WHAT YOU NEED TO DO: Set down the full listing exactly as given. Any pictures are to be left out.

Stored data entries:
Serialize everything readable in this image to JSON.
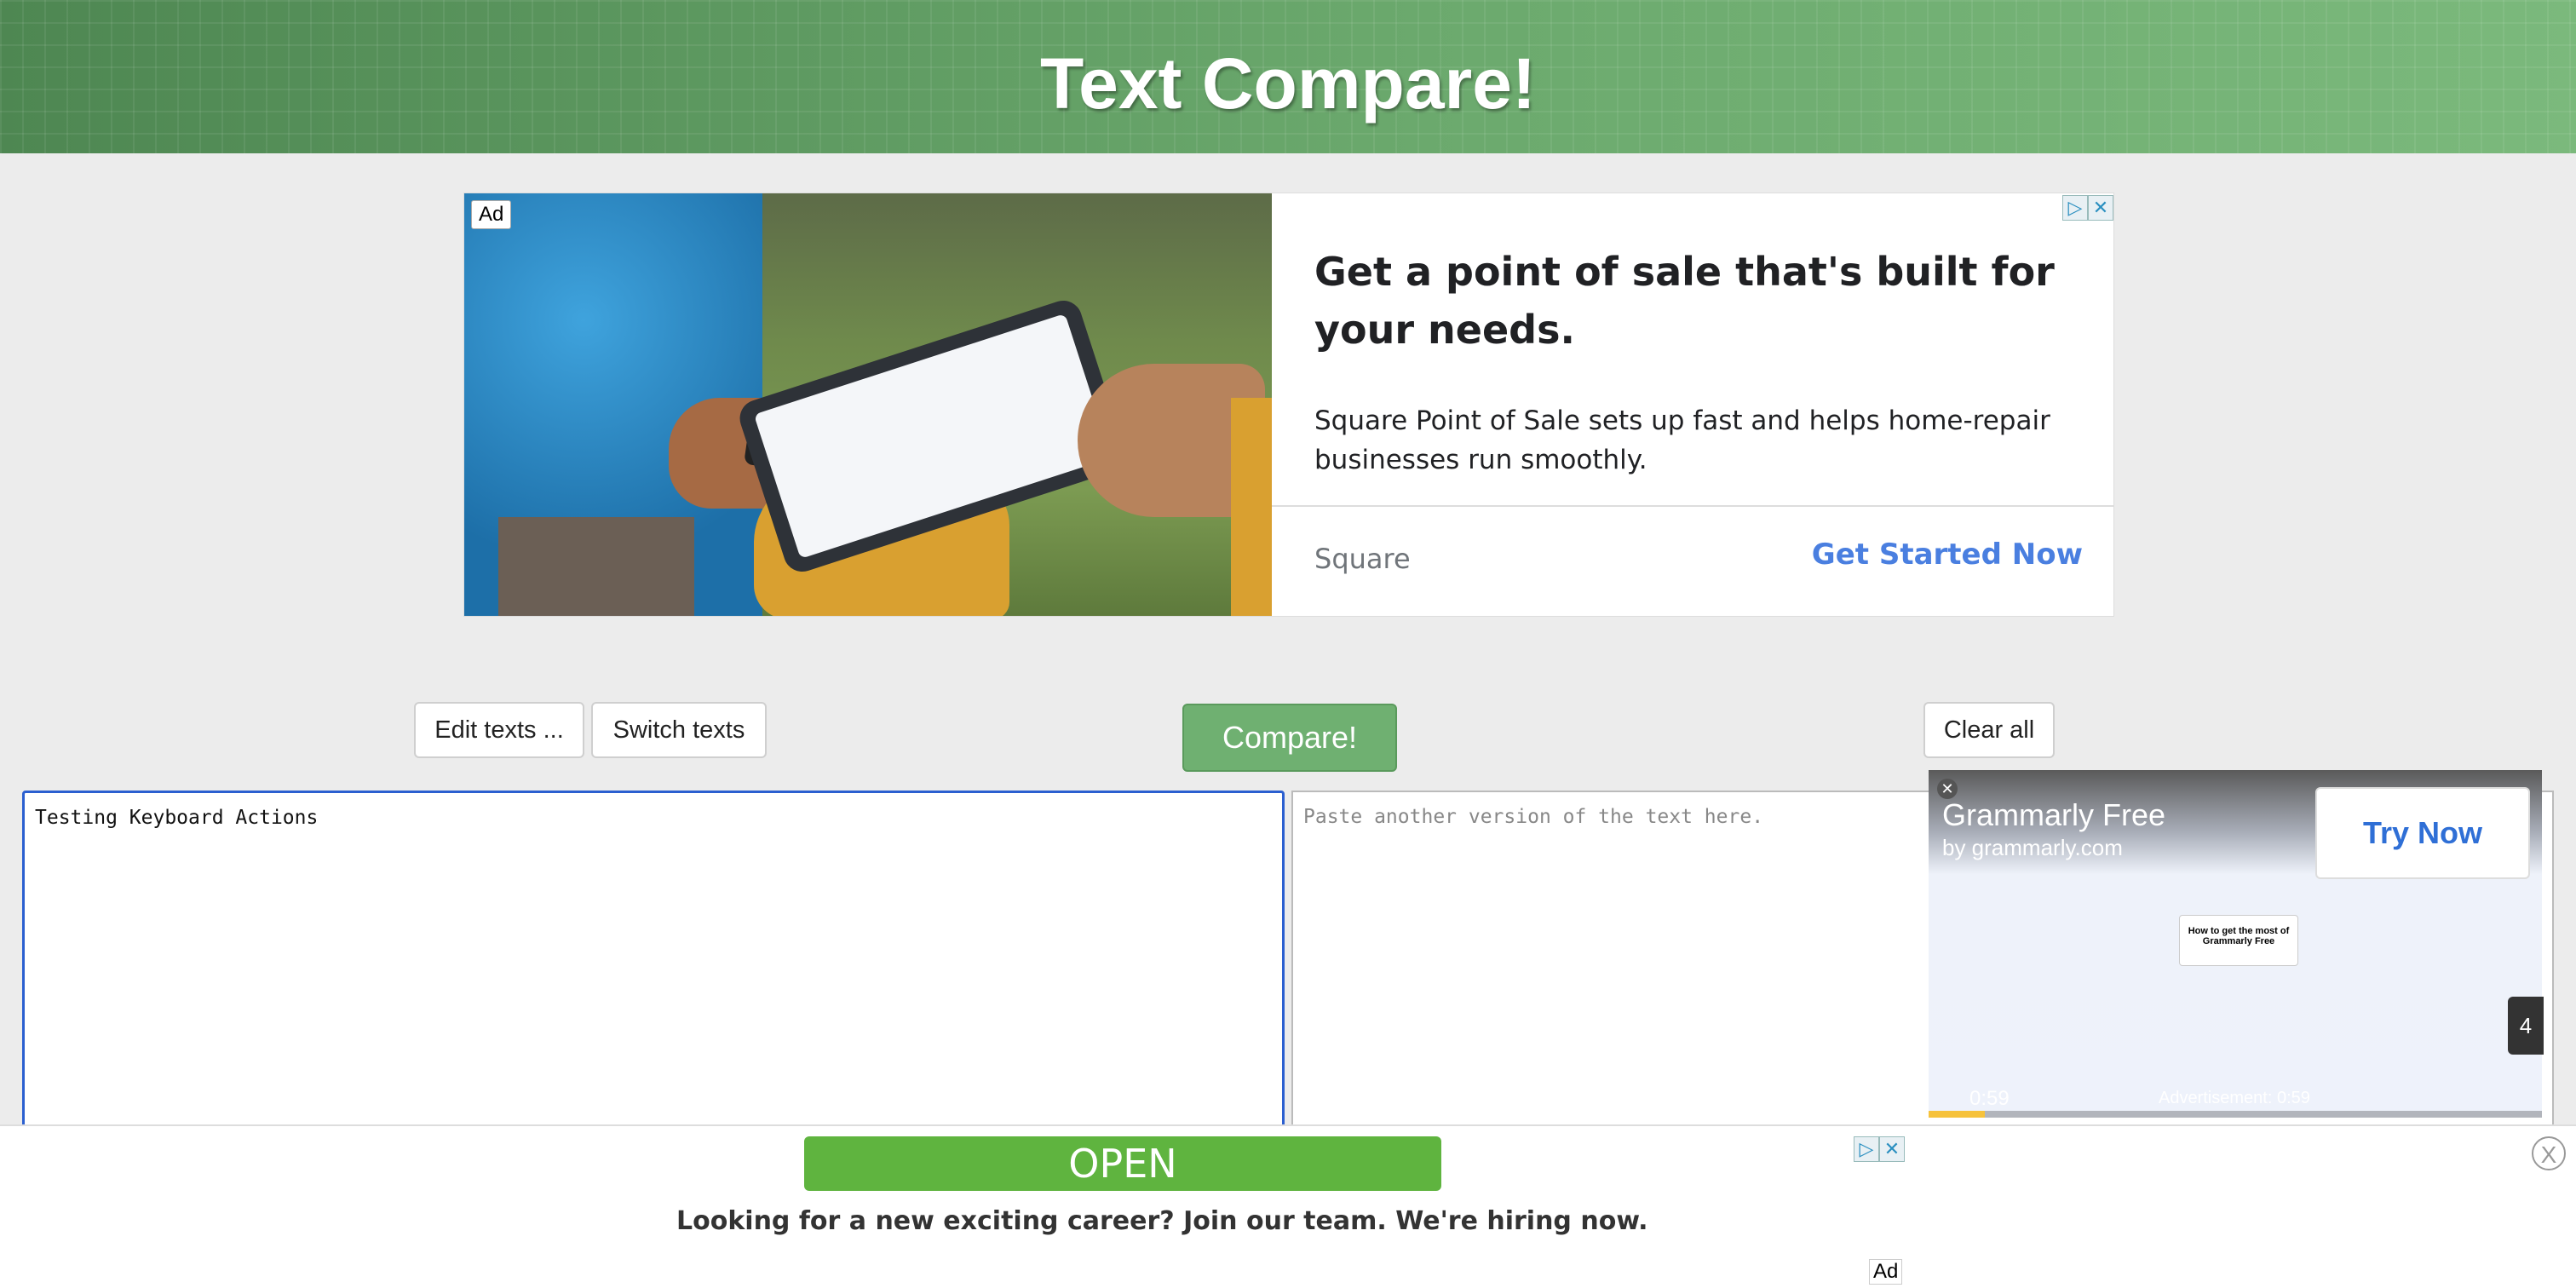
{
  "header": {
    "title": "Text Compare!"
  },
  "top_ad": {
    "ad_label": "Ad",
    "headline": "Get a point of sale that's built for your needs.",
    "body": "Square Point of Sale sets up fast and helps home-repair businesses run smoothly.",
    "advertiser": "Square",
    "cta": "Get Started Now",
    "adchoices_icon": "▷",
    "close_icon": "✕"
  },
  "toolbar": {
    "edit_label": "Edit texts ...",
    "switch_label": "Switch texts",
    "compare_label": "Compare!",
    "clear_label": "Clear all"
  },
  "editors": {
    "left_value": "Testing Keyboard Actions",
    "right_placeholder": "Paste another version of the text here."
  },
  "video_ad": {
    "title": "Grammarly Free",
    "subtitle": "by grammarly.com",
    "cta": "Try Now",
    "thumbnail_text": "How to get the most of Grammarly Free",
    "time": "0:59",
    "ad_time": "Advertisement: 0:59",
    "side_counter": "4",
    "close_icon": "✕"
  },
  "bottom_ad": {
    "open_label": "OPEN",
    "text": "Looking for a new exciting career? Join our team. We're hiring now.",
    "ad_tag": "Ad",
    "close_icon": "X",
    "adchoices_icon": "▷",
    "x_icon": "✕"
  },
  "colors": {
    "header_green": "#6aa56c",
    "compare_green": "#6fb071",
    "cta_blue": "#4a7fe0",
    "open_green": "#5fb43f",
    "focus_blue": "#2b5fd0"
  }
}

ANSWER BELOW:
Serialize everything readable in this image to JSON.
{
  "header": {
    "title": "Text Compare!"
  },
  "top_ad": {
    "ad_label": "Ad",
    "headline": "Get a point of sale that's built for your needs.",
    "body": "Square Point of Sale sets up fast and helps home-repair businesses run smoothly.",
    "advertiser": "Square",
    "cta": "Get Started Now",
    "adchoices_icon": "▷",
    "close_icon": "✕"
  },
  "toolbar": {
    "edit_label": "Edit texts ...",
    "switch_label": "Switch texts",
    "compare_label": "Compare!",
    "clear_label": "Clear all"
  },
  "editors": {
    "left_value": "Testing Keyboard Actions",
    "right_placeholder": "Paste another version of the text here."
  },
  "video_ad": {
    "title": "Grammarly Free",
    "subtitle": "by grammarly.com",
    "cta": "Try Now",
    "thumbnail_text": "How to get the most of Grammarly Free",
    "time": "0:59",
    "ad_time": "Advertisement: 0:59",
    "side_counter": "4",
    "close_icon": "✕"
  },
  "bottom_ad": {
    "open_label": "OPEN",
    "text": "Looking for a new exciting career? Join our team. We're hiring now.",
    "ad_tag": "Ad",
    "close_icon": "X",
    "adchoices_icon": "▷",
    "x_icon": "✕"
  },
  "colors": {
    "header_green": "#6aa56c",
    "compare_green": "#6fb071",
    "cta_blue": "#4a7fe0",
    "open_green": "#5fb43f",
    "focus_blue": "#2b5fd0"
  }
}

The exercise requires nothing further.